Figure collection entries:
_ _ _ _ _ _ _
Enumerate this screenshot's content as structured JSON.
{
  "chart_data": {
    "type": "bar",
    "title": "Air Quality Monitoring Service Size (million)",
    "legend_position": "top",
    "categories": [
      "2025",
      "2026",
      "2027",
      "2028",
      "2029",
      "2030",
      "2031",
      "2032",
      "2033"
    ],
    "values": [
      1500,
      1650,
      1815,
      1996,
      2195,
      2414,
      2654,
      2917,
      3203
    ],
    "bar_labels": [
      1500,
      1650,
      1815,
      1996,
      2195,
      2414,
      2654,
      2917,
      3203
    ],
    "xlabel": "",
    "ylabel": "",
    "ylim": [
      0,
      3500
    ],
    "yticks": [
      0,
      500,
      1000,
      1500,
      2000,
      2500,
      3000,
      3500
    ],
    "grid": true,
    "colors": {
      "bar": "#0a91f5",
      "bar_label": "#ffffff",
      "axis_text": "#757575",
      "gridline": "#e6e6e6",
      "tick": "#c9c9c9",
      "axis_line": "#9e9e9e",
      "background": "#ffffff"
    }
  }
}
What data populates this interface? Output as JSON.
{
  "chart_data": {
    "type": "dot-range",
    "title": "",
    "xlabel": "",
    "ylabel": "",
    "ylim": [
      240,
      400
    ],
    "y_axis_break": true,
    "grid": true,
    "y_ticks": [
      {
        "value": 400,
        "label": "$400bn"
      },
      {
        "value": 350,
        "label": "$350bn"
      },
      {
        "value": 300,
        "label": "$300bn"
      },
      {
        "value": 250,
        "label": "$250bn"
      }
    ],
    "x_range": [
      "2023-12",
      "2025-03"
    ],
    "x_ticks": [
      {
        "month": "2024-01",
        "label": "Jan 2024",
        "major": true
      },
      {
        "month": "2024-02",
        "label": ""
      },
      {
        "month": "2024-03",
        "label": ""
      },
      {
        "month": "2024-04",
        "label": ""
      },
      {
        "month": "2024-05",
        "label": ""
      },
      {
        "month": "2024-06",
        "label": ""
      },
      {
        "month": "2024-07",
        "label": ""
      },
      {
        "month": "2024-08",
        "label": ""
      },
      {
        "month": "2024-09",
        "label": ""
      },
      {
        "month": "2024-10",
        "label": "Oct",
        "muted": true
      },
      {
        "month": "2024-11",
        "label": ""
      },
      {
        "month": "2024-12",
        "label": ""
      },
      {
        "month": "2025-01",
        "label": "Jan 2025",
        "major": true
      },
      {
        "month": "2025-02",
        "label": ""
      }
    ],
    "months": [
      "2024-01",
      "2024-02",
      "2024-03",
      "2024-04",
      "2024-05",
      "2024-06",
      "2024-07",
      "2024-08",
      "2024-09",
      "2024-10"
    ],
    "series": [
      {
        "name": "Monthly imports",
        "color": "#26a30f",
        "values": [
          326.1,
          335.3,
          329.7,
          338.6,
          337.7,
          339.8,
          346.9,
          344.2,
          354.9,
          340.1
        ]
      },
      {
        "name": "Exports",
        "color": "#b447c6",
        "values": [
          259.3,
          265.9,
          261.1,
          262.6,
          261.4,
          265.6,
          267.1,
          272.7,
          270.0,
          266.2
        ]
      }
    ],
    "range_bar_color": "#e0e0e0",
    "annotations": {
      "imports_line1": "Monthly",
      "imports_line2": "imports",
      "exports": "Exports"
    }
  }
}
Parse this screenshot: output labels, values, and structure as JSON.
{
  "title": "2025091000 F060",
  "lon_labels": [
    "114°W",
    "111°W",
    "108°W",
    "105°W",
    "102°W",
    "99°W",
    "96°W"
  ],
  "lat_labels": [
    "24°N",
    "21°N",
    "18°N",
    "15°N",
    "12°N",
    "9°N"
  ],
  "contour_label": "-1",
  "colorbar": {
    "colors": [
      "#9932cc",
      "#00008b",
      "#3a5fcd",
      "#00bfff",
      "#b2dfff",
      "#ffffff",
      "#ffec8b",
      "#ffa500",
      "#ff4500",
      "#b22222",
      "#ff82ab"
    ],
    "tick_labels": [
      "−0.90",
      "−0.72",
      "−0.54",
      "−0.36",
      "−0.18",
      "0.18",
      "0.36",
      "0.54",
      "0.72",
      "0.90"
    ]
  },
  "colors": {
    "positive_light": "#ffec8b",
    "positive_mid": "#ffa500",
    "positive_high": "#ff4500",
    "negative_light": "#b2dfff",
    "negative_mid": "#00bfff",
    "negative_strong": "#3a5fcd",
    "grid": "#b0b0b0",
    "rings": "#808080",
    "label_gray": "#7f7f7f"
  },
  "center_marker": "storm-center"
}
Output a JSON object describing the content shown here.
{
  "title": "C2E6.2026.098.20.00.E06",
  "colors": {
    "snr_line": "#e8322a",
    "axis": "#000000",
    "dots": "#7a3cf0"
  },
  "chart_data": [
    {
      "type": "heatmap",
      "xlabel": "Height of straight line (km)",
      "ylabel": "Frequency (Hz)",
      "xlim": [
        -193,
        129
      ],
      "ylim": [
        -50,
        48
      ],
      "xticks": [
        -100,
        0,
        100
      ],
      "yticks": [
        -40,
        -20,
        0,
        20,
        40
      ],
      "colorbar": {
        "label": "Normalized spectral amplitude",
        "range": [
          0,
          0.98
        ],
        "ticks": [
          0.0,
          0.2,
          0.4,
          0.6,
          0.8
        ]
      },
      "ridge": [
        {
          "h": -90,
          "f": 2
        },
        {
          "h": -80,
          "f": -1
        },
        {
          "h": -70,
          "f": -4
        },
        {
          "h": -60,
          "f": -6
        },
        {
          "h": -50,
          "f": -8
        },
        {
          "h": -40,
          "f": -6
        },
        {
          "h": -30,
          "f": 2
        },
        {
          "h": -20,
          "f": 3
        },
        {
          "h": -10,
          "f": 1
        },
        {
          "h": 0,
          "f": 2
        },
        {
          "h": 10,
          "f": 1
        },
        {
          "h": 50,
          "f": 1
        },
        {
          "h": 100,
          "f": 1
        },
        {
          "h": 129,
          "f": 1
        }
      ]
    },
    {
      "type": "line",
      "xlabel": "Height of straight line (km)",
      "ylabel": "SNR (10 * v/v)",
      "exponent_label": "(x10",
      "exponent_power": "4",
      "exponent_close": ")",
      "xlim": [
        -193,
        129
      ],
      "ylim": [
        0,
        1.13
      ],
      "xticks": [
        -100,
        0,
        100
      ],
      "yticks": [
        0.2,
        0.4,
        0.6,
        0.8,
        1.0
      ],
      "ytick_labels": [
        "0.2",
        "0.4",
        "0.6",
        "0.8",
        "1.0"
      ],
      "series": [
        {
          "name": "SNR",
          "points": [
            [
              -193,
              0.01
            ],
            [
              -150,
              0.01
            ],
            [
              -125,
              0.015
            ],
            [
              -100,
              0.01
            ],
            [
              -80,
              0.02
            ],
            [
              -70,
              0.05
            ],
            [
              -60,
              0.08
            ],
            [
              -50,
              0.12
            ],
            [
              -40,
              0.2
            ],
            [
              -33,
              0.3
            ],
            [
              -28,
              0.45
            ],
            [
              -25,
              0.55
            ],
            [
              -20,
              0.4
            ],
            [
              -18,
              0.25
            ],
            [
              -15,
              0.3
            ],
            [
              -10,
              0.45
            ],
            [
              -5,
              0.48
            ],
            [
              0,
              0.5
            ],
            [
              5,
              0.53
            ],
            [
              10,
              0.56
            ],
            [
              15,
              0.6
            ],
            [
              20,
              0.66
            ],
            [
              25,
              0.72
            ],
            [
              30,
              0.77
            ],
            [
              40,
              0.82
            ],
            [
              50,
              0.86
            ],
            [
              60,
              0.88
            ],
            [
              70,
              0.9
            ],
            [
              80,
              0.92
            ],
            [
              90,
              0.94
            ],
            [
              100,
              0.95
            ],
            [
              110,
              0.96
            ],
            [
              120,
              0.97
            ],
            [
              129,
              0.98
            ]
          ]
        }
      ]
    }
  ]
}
_ _ _ _ _ _ _
EXERCISE: Among the lines of the material, find those that hold the word "content" and copy them.

WRITTEN SOLUTION:
Enumerate this screenshot's content as structured JSON.
Output a JSON object describing the content shown here.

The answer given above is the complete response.